Given problem ::
Output every entry exactly as written.

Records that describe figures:
- - -
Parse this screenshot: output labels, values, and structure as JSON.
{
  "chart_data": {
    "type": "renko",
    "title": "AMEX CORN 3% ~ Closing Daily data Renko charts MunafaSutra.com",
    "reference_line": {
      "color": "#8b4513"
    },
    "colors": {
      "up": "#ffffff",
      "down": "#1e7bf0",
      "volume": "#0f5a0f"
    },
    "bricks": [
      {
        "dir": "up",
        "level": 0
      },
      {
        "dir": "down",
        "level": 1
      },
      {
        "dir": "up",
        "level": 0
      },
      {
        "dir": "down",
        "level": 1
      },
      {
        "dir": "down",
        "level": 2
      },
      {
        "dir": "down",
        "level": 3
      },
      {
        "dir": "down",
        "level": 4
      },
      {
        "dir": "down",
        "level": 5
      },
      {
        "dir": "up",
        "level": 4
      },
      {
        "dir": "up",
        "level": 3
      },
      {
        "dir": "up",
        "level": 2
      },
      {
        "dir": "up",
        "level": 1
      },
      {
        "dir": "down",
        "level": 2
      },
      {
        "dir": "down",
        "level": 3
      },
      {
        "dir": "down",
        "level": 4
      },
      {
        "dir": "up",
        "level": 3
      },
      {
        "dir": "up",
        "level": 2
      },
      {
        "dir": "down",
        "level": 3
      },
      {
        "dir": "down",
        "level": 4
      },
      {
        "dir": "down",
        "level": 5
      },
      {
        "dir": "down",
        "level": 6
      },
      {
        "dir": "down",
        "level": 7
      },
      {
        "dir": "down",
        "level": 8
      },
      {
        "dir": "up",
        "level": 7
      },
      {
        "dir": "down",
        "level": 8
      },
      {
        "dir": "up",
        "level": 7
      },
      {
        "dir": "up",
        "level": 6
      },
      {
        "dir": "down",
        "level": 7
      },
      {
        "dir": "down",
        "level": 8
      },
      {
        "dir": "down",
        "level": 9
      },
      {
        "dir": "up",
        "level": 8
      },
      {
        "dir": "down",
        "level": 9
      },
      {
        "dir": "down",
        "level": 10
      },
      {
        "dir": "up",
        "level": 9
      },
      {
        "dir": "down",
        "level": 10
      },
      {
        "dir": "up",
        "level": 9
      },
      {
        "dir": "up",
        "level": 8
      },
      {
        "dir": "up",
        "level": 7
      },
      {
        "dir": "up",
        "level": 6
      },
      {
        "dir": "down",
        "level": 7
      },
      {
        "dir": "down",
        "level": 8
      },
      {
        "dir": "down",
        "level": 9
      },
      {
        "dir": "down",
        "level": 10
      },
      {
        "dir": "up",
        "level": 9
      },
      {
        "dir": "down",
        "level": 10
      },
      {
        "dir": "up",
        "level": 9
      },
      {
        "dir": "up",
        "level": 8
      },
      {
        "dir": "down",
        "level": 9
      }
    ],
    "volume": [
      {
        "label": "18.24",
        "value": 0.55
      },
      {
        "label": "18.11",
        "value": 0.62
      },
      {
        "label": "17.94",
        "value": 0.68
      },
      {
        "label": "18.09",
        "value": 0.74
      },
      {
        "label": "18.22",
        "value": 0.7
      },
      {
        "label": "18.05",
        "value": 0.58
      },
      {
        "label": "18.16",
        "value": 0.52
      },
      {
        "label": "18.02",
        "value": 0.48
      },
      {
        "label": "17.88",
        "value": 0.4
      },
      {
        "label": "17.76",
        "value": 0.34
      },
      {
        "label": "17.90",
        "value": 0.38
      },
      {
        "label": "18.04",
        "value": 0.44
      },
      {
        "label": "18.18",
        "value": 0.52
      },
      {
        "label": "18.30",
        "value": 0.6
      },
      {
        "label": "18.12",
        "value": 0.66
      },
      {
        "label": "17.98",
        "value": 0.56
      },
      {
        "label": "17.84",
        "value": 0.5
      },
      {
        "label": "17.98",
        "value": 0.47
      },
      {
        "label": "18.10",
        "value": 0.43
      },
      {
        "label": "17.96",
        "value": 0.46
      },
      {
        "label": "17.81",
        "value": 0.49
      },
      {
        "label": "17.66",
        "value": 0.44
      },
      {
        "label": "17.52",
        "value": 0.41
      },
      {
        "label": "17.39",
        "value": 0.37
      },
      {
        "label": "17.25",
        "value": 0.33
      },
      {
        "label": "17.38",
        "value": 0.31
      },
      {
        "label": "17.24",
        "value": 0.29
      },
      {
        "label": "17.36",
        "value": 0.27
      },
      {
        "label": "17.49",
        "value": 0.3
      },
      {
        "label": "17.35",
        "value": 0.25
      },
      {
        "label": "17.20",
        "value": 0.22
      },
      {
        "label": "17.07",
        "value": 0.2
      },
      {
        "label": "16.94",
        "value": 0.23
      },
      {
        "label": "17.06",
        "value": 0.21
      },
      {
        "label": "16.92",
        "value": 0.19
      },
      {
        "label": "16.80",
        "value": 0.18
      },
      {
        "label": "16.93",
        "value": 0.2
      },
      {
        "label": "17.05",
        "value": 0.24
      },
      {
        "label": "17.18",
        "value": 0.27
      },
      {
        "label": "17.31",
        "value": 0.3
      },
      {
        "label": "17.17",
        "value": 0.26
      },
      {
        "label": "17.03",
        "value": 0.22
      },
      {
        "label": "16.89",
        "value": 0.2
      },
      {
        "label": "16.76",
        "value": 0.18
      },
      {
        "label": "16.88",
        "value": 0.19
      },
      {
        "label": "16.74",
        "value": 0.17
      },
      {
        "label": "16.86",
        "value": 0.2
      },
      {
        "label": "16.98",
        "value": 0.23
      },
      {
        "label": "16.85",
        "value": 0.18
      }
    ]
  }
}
- - -
Result for this task ::
Parse this screenshot: output labels, values, and structure as JSON.
{
  "chart_data": {
    "type": "renko",
    "title": "AMEX CORN 3% ~ Closing Daily data Renko charts MunafaSutra.com",
    "reference_line": {
      "color": "#8b4513"
    },
    "colors": {
      "up": "#ffffff",
      "down": "#1e7bf0",
      "volume": "#0f5a0f"
    },
    "bricks": [
      {
        "dir": "up",
        "level": 0
      },
      {
        "dir": "down",
        "level": 1
      },
      {
        "dir": "up",
        "level": 0
      },
      {
        "dir": "down",
        "level": 1
      },
      {
        "dir": "down",
        "level": 2
      },
      {
        "dir": "down",
        "level": 3
      },
      {
        "dir": "down",
        "level": 4
      },
      {
        "dir": "down",
        "level": 5
      },
      {
        "dir": "up",
        "level": 4
      },
      {
        "dir": "up",
        "level": 3
      },
      {
        "dir": "up",
        "level": 2
      },
      {
        "dir": "up",
        "level": 1
      },
      {
        "dir": "down",
        "level": 2
      },
      {
        "dir": "down",
        "level": 3
      },
      {
        "dir": "down",
        "level": 4
      },
      {
        "dir": "up",
        "level": 3
      },
      {
        "dir": "up",
        "level": 2
      },
      {
        "dir": "down",
        "level": 3
      },
      {
        "dir": "down",
        "level": 4
      },
      {
        "dir": "down",
        "level": 5
      },
      {
        "dir": "down",
        "level": 6
      },
      {
        "dir": "down",
        "level": 7
      },
      {
        "dir": "down",
        "level": 8
      },
      {
        "dir": "up",
        "level": 7
      },
      {
        "dir": "down",
        "level": 8
      },
      {
        "dir": "up",
        "level": 7
      },
      {
        "dir": "up",
        "level": 6
      },
      {
        "dir": "down",
        "level": 7
      },
      {
        "dir": "down",
        "level": 8
      },
      {
        "dir": "down",
        "level": 9
      },
      {
        "dir": "up",
        "level": 8
      },
      {
        "dir": "down",
        "level": 9
      },
      {
        "dir": "down",
        "level": 10
      },
      {
        "dir": "up",
        "level": 9
      },
      {
        "dir": "down",
        "level": 10
      },
      {
        "dir": "up",
        "level": 9
      },
      {
        "dir": "up",
        "level": 8
      },
      {
        "dir": "up",
        "level": 7
      },
      {
        "dir": "up",
        "level": 6
      },
      {
        "dir": "down",
        "level": 7
      },
      {
        "dir": "down",
        "level": 8
      },
      {
        "dir": "down",
        "level": 9
      },
      {
        "dir": "down",
        "level": 10
      },
      {
        "dir": "up",
        "level": 9
      },
      {
        "dir": "down",
        "level": 10
      },
      {
        "dir": "up",
        "level": 9
      },
      {
        "dir": "up",
        "level": 8
      },
      {
        "dir": "down",
        "level": 9
      }
    ],
    "volume": [
      {
        "label": "18.24",
        "value": 0.55
      },
      {
        "label": "18.11",
        "value": 0.62
      },
      {
        "label": "17.94",
        "value": 0.68
      },
      {
        "label": "18.09",
        "value": 0.74
      },
      {
        "label": "18.22",
        "value": 0.7
      },
      {
        "label": "18.05",
        "value": 0.58
      },
      {
        "label": "18.16",
        "value": 0.52
      },
      {
        "label": "18.02",
        "value": 0.48
      },
      {
        "label": "17.88",
        "value": 0.4
      },
      {
        "label": "17.76",
        "value": 0.34
      },
      {
        "label": "17.90",
        "value": 0.38
      },
      {
        "label": "18.04",
        "value": 0.44
      },
      {
        "label": "18.18",
        "value": 0.52
      },
      {
        "label": "18.30",
        "value": 0.6
      },
      {
        "label": "18.12",
        "value": 0.66
      },
      {
        "label": "17.98",
        "value": 0.56
      },
      {
        "label": "17.84",
        "value": 0.5
      },
      {
        "label": "17.98",
        "value": 0.47
      },
      {
        "label": "18.10",
        "value": 0.43
      },
      {
        "label": "17.96",
        "value": 0.46
      },
      {
        "label": "17.81",
        "value": 0.49
      },
      {
        "label": "17.66",
        "value": 0.44
      },
      {
        "label": "17.52",
        "value": 0.41
      },
      {
        "label": "17.39",
        "value": 0.37
      },
      {
        "label": "17.25",
        "value": 0.33
      },
      {
        "label": "17.38",
        "value": 0.31
      },
      {
        "label": "17.24",
        "value": 0.29
      },
      {
        "label": "17.36",
        "value": 0.27
      },
      {
        "label": "17.49",
        "value": 0.3
      },
      {
        "label": "17.35",
        "value": 0.25
      },
      {
        "label": "17.20",
        "value": 0.22
      },
      {
        "label": "17.07",
        "value": 0.2
      },
      {
        "label": "16.94",
        "value": 0.23
      },
      {
        "label": "17.06",
        "value": 0.21
      },
      {
        "label": "16.92",
        "value": 0.19
      },
      {
        "label": "16.80",
        "value": 0.18
      },
      {
        "label": "16.93",
        "value": 0.2
      },
      {
        "label": "17.05",
        "value": 0.24
      },
      {
        "label": "17.18",
        "value": 0.27
      },
      {
        "label": "17.31",
        "value": 0.3
      },
      {
        "label": "17.17",
        "value": 0.26
      },
      {
        "label": "17.03",
        "value": 0.22
      },
      {
        "label": "16.89",
        "value": 0.2
      },
      {
        "label": "16.76",
        "value": 0.18
      },
      {
        "label": "16.88",
        "value": 0.19
      },
      {
        "label": "16.74",
        "value": 0.17
      },
      {
        "label": "16.86",
        "value": 0.2
      },
      {
        "label": "16.98",
        "value": 0.23
      },
      {
        "label": "16.85",
        "value": 0.18
      }
    ]
  }
}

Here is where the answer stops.